**EXERCISE**
Output all the material that follows, exactly as given.

**DATA LISTING**
>>>

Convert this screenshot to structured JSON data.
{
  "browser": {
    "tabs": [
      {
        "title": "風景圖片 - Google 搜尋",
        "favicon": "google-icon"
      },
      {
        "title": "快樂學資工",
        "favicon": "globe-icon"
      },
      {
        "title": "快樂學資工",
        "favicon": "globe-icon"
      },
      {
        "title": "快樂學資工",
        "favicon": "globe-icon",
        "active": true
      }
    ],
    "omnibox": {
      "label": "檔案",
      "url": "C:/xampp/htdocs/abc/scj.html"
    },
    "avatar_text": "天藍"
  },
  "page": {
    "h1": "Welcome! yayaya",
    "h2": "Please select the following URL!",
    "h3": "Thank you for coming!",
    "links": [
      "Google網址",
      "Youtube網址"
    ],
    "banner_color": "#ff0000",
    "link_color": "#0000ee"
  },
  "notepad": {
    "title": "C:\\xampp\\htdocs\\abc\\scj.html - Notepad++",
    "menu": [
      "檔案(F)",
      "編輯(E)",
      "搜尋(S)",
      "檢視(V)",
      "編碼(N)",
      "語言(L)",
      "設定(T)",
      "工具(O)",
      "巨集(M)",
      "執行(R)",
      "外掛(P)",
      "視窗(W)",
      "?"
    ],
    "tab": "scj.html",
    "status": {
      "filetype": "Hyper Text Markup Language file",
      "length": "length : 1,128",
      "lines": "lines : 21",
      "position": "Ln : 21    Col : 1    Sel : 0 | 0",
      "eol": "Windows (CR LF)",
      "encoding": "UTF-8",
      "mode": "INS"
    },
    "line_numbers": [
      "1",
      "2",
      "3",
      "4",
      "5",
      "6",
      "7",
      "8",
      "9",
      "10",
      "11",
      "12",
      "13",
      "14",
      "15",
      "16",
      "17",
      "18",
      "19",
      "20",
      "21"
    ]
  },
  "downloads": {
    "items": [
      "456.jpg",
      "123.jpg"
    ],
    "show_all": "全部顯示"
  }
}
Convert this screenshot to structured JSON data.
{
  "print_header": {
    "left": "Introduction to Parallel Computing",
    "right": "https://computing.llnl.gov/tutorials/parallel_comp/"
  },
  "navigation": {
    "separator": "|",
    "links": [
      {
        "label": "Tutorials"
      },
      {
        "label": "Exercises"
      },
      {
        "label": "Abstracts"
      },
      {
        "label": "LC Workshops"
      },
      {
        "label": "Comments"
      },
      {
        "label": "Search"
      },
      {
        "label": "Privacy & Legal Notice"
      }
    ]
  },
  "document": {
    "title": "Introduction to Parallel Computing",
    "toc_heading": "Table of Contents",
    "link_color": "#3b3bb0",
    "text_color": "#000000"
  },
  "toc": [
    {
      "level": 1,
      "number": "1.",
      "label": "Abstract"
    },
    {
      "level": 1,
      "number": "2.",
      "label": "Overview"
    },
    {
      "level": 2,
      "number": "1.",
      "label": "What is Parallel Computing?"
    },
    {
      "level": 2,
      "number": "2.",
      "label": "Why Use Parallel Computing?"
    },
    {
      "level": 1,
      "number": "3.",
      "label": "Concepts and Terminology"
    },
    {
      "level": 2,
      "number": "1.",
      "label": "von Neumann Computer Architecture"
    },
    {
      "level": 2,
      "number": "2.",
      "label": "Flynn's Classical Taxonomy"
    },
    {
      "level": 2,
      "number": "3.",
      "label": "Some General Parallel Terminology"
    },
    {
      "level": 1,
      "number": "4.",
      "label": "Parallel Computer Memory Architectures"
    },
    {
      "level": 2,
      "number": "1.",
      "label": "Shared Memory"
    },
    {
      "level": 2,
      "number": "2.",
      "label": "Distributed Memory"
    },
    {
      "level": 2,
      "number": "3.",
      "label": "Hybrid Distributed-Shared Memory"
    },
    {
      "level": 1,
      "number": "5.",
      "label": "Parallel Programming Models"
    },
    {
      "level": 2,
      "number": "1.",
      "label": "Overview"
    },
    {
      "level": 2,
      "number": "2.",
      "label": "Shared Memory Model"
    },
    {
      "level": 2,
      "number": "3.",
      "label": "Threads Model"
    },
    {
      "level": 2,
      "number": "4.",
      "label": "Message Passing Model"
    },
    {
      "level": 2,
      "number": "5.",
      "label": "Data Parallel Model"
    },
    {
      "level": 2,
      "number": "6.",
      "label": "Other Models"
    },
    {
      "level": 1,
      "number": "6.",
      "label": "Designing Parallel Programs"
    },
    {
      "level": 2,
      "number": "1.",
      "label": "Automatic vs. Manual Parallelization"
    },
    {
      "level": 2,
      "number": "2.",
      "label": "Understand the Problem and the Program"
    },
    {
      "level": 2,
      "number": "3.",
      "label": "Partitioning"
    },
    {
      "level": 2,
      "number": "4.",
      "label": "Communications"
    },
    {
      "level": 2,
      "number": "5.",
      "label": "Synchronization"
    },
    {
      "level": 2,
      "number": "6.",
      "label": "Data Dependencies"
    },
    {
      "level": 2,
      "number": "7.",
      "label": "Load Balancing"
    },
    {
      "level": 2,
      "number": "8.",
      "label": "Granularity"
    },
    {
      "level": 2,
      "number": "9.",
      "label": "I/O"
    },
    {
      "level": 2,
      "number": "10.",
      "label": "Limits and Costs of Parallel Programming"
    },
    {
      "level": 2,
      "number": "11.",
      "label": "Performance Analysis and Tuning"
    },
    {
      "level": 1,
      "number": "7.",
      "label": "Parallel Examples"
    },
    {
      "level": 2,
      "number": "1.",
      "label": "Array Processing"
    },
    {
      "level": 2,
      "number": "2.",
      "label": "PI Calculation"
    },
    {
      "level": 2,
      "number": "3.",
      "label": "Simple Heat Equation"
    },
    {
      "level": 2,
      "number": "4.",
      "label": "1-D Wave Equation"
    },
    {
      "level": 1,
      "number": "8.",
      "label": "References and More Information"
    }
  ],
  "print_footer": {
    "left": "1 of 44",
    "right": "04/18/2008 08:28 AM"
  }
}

<<<

**OUTPUT OF THE EXERCISE**
Convert this screenshot to structured JSON data.
{
  "browser": {
    "tabs": [
      {
        "title": "風景圖片 - Google 搜尋",
        "favicon": "google-icon"
      },
      {
        "title": "快樂學資工",
        "favicon": "globe-icon"
      },
      {
        "title": "快樂學資工",
        "favicon": "globe-icon"
      },
      {
        "title": "快樂學資工",
        "favicon": "globe-icon",
        "active": true
      }
    ],
    "omnibox": {
      "label": "檔案",
      "url": "C:/xampp/htdocs/abc/scj.html"
    },
    "avatar_text": "天藍"
  },
  "page": {
    "h1": "Welcome! yayaya",
    "h2": "Please select the following URL!",
    "h3": "Thank you for coming!",
    "links": [
      "Google網址",
      "Youtube網址"
    ],
    "banner_color": "#ff0000",
    "link_color": "#0000ee"
  },
  "notepad": {
    "title": "C:\\xampp\\htdocs\\abc\\scj.html - Notepad++",
    "menu": [
      "檔案(F)",
      "編輯(E)",
      "搜尋(S)",
      "檢視(V)",
      "編碼(N)",
      "語言(L)",
      "設定(T)",
      "工具(O)",
      "巨集(M)",
      "執行(R)",
      "外掛(P)",
      "視窗(W)",
      "?"
    ],
    "tab": "scj.html",
    "status": {
      "filetype": "Hyper Text Markup Language file",
      "length": "length : 1,128",
      "lines": "lines : 21",
      "position": "Ln : 21    Col : 1    Sel : 0 | 0",
      "eol": "Windows (CR LF)",
      "encoding": "UTF-8",
      "mode": "INS"
    },
    "line_numbers": [
      "1",
      "2",
      "3",
      "4",
      "5",
      "6",
      "7",
      "8",
      "9",
      "10",
      "11",
      "12",
      "13",
      "14",
      "15",
      "16",
      "17",
      "18",
      "19",
      "20",
      "21"
    ]
  },
  "downloads": {
    "items": [
      "456.jpg",
      "123.jpg"
    ],
    "show_all": "全部顯示"
  }
}
Convert this screenshot to structured JSON data.
{
  "print_header": {
    "left": "Introduction to Parallel Computing",
    "right": "https://computing.llnl.gov/tutorials/parallel_comp/"
  },
  "navigation": {
    "separator": "|",
    "links": [
      {
        "label": "Tutorials"
      },
      {
        "label": "Exercises"
      },
      {
        "label": "Abstracts"
      },
      {
        "label": "LC Workshops"
      },
      {
        "label": "Comments"
      },
      {
        "label": "Search"
      },
      {
        "label": "Privacy & Legal Notice"
      }
    ]
  },
  "document": {
    "title": "Introduction to Parallel Computing",
    "toc_heading": "Table of Contents",
    "link_color": "#3b3bb0",
    "text_color": "#000000"
  },
  "toc": [
    {
      "level": 1,
      "number": "1.",
      "label": "Abstract"
    },
    {
      "level": 1,
      "number": "2.",
      "label": "Overview"
    },
    {
      "level": 2,
      "number": "1.",
      "label": "What is Parallel Computing?"
    },
    {
      "level": 2,
      "number": "2.",
      "label": "Why Use Parallel Computing?"
    },
    {
      "level": 1,
      "number": "3.",
      "label": "Concepts and Terminology"
    },
    {
      "level": 2,
      "number": "1.",
      "label": "von Neumann Computer Architecture"
    },
    {
      "level": 2,
      "number": "2.",
      "label": "Flynn's Classical Taxonomy"
    },
    {
      "level": 2,
      "number": "3.",
      "label": "Some General Parallel Terminology"
    },
    {
      "level": 1,
      "number": "4.",
      "label": "Parallel Computer Memory Architectures"
    },
    {
      "level": 2,
      "number": "1.",
      "label": "Shared Memory"
    },
    {
      "level": 2,
      "number": "2.",
      "label": "Distributed Memory"
    },
    {
      "level": 2,
      "number": "3.",
      "label": "Hybrid Distributed-Shared Memory"
    },
    {
      "level": 1,
      "number": "5.",
      "label": "Parallel Programming Models"
    },
    {
      "level": 2,
      "number": "1.",
      "label": "Overview"
    },
    {
      "level": 2,
      "number": "2.",
      "label": "Shared Memory Model"
    },
    {
      "level": 2,
      "number": "3.",
      "label": "Threads Model"
    },
    {
      "level": 2,
      "number": "4.",
      "label": "Message Passing Model"
    },
    {
      "level": 2,
      "number": "5.",
      "label": "Data Parallel Model"
    },
    {
      "level": 2,
      "number": "6.",
      "label": "Other Models"
    },
    {
      "level": 1,
      "number": "6.",
      "label": "Designing Parallel Programs"
    },
    {
      "level": 2,
      "number": "1.",
      "label": "Automatic vs. Manual Parallelization"
    },
    {
      "level": 2,
      "number": "2.",
      "label": "Understand the Problem and the Program"
    },
    {
      "level": 2,
      "number": "3.",
      "label": "Partitioning"
    },
    {
      "level": 2,
      "number": "4.",
      "label": "Communications"
    },
    {
      "level": 2,
      "number": "5.",
      "label": "Synchronization"
    },
    {
      "level": 2,
      "number": "6.",
      "label": "Data Dependencies"
    },
    {
      "level": 2,
      "number": "7.",
      "label": "Load Balancing"
    },
    {
      "level": 2,
      "number": "8.",
      "label": "Granularity"
    },
    {
      "level": 2,
      "number": "9.",
      "label": "I/O"
    },
    {
      "level": 2,
      "number": "10.",
      "label": "Limits and Costs of Parallel Programming"
    },
    {
      "level": 2,
      "number": "11.",
      "label": "Performance Analysis and Tuning"
    },
    {
      "level": 1,
      "number": "7.",
      "label": "Parallel Examples"
    },
    {
      "level": 2,
      "number": "1.",
      "label": "Array Processing"
    },
    {
      "level": 2,
      "number": "2.",
      "label": "PI Calculation"
    },
    {
      "level": 2,
      "number": "3.",
      "label": "Simple Heat Equation"
    },
    {
      "level": 2,
      "number": "4.",
      "label": "1-D Wave Equation"
    },
    {
      "level": 1,
      "number": "8.",
      "label": "References and More Information"
    }
  ],
  "print_footer": {
    "left": "1 of 44",
    "right": "04/18/2008 08:28 AM"
  }
}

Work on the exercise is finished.